Locate every line in the records below that holds the word "preview" and return each one.
[Start of Given data]
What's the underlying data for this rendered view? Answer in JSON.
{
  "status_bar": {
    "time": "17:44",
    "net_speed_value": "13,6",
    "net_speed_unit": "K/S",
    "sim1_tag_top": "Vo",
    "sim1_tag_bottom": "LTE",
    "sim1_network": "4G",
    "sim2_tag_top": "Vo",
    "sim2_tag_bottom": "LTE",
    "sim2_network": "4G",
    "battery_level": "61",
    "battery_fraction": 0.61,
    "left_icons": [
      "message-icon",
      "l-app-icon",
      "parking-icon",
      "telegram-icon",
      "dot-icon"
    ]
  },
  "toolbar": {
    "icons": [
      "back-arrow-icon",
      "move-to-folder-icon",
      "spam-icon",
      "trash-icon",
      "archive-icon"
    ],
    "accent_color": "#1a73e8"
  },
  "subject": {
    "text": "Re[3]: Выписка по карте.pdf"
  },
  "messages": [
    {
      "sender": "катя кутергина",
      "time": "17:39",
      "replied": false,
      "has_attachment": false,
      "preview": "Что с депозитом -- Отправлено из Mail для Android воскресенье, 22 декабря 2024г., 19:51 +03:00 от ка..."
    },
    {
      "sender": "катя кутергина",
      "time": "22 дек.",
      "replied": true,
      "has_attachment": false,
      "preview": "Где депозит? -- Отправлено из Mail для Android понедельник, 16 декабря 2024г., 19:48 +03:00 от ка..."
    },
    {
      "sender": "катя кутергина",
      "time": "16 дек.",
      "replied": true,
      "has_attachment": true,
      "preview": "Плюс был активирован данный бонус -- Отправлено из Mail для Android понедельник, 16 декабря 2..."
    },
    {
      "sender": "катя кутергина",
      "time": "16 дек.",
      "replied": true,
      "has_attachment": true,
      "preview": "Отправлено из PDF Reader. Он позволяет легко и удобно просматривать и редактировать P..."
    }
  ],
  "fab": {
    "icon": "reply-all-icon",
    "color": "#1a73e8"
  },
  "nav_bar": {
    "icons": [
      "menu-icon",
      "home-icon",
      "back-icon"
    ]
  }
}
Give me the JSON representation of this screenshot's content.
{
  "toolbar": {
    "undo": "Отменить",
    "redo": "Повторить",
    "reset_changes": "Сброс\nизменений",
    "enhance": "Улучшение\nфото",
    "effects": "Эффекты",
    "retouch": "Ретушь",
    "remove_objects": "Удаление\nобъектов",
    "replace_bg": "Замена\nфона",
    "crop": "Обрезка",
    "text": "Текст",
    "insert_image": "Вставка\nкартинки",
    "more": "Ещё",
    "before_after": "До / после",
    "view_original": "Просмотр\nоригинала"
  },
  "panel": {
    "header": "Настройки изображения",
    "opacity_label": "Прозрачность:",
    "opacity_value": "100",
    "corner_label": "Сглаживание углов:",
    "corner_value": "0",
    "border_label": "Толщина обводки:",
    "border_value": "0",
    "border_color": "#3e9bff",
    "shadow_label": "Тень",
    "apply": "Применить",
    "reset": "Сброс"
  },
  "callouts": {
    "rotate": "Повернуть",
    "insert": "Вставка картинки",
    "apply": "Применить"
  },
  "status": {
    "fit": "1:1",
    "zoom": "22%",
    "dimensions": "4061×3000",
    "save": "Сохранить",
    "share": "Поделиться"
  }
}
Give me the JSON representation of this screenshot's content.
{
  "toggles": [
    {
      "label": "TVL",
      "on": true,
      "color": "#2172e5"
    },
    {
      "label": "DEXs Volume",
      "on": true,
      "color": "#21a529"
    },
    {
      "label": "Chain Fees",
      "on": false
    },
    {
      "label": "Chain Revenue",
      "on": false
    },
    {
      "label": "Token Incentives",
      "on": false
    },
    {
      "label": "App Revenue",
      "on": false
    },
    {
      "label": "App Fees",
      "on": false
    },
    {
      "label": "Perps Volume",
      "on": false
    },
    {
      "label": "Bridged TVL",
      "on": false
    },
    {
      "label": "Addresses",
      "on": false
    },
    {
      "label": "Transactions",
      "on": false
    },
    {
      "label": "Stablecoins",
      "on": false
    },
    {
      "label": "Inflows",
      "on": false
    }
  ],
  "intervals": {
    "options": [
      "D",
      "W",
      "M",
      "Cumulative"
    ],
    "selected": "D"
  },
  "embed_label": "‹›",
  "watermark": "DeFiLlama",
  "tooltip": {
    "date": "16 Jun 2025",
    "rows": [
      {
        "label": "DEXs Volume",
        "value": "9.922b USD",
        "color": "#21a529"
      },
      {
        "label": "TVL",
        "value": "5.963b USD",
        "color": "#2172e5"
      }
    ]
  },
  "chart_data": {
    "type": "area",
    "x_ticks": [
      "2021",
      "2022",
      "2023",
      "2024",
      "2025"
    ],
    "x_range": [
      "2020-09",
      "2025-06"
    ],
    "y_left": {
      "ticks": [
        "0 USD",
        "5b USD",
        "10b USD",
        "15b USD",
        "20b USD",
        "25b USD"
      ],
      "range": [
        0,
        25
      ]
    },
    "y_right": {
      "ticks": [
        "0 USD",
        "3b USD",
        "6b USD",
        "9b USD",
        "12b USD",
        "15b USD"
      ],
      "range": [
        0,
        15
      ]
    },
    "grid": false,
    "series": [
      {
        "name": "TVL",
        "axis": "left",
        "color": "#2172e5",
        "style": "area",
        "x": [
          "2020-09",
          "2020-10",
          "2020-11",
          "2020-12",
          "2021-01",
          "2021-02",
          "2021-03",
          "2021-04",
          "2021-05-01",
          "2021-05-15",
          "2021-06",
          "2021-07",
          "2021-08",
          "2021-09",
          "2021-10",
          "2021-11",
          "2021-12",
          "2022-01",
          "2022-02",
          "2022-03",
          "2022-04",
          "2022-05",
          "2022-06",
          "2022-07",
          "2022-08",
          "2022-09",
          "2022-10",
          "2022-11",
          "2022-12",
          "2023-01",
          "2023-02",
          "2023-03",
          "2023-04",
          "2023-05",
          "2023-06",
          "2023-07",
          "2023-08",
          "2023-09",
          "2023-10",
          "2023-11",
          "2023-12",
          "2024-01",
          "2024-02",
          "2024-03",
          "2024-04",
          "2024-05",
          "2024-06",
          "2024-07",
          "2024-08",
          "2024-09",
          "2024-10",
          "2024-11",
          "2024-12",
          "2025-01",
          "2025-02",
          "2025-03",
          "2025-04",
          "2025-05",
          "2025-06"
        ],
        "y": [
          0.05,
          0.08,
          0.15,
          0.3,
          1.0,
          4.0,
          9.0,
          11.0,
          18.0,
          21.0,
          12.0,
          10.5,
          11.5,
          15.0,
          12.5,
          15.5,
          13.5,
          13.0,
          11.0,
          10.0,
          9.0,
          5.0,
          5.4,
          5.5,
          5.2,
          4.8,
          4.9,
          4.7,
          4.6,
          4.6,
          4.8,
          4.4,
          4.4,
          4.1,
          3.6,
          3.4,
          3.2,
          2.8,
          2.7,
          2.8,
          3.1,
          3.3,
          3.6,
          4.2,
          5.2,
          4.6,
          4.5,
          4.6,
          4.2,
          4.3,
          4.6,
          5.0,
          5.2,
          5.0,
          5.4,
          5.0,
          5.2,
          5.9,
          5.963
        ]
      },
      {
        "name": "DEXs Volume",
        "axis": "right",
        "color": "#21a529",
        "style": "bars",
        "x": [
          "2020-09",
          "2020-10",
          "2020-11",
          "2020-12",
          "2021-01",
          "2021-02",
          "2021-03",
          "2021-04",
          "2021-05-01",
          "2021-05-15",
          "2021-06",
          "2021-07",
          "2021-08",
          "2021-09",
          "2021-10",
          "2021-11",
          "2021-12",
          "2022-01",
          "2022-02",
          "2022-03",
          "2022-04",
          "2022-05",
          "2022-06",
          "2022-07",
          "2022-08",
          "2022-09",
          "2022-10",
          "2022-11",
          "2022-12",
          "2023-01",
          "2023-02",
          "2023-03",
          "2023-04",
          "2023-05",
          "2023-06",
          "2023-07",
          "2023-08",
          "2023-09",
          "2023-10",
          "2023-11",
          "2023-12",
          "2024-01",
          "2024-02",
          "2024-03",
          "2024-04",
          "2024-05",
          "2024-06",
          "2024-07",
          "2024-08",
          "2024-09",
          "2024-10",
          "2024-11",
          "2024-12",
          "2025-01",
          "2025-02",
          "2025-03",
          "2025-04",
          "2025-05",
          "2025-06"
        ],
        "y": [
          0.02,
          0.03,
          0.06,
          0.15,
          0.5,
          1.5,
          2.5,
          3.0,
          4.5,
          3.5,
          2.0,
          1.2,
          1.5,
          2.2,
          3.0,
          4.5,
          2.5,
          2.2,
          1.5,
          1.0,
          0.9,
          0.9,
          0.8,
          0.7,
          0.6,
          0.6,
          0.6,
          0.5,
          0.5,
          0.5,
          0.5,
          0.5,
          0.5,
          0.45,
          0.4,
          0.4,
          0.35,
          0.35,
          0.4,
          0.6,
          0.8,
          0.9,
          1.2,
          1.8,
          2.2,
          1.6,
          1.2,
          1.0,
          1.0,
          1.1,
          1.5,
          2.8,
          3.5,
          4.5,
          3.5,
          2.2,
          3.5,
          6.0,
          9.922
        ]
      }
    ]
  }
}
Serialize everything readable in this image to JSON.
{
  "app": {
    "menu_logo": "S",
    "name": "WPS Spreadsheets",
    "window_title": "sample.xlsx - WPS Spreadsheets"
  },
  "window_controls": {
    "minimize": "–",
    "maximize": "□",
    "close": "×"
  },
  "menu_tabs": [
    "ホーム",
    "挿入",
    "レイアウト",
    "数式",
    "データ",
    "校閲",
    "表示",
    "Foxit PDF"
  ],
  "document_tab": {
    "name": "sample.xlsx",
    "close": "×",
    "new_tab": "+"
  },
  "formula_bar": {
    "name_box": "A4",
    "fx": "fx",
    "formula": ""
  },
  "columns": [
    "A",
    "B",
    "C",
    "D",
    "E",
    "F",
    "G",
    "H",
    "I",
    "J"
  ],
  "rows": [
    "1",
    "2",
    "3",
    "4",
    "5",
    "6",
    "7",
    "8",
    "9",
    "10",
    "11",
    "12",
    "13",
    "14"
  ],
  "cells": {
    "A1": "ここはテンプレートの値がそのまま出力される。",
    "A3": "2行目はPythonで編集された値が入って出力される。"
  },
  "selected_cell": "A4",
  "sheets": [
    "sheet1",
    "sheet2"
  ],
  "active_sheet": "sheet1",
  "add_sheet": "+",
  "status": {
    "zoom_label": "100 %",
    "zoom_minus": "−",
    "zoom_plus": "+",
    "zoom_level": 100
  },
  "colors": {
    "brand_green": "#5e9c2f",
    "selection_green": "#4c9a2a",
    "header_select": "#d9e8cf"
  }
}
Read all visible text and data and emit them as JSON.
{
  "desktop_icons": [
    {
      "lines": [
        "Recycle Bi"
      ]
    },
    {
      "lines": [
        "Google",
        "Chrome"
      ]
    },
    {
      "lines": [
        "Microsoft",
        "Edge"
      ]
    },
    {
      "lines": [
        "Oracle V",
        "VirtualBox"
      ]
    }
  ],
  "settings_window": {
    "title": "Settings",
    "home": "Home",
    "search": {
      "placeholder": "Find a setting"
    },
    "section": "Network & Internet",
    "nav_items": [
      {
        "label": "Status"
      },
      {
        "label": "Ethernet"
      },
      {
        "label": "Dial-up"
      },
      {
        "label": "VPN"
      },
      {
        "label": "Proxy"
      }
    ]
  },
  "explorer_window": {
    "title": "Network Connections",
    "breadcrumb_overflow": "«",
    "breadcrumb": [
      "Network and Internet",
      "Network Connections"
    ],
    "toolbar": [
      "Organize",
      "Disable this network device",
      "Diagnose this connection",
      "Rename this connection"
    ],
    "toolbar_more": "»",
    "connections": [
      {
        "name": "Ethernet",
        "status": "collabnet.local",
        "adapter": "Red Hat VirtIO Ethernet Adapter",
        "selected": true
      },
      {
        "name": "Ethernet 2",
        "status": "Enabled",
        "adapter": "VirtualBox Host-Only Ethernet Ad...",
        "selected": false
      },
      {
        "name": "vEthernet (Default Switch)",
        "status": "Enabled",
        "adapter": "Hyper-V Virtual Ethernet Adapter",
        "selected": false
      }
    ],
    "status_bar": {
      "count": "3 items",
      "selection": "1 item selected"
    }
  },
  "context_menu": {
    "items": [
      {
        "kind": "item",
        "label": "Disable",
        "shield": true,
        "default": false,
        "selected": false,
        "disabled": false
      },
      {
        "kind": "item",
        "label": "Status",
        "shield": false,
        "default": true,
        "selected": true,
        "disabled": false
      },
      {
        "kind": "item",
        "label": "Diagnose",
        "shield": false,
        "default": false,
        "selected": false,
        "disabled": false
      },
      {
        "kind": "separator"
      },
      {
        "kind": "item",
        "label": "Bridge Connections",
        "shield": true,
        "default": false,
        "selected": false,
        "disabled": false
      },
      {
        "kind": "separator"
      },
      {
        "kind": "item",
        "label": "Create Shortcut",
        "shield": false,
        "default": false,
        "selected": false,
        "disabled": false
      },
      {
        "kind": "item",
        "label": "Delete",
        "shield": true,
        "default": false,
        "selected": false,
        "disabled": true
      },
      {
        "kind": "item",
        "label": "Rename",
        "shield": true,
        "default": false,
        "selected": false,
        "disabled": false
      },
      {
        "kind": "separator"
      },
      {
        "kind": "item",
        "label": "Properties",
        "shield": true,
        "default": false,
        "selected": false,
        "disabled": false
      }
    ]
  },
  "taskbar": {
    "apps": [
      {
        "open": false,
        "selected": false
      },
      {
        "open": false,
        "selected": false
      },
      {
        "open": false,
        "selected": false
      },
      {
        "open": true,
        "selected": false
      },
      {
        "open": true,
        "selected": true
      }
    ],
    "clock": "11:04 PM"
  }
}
[End of Given data]
Solved problem:
      "preview": "Что с депозитом -- Отправлено из Mail для Android воскресенье, 22 декабря 2024г., 19:51 +03:00 от ка..."
      "preview": "Где депозит? -- Отправлено из Mail для Android понедельник, 16 декабря 2024г., 19:48 +03:00 от ка..."
      "preview": "Плюс был активирован данный бонус -- Отправлено из Mail для Android понедельник, 16 декабря 2..."
      "preview": "Отправлено из PDF Reader. Он позволяет легко и удобно просматривать и редактировать P..."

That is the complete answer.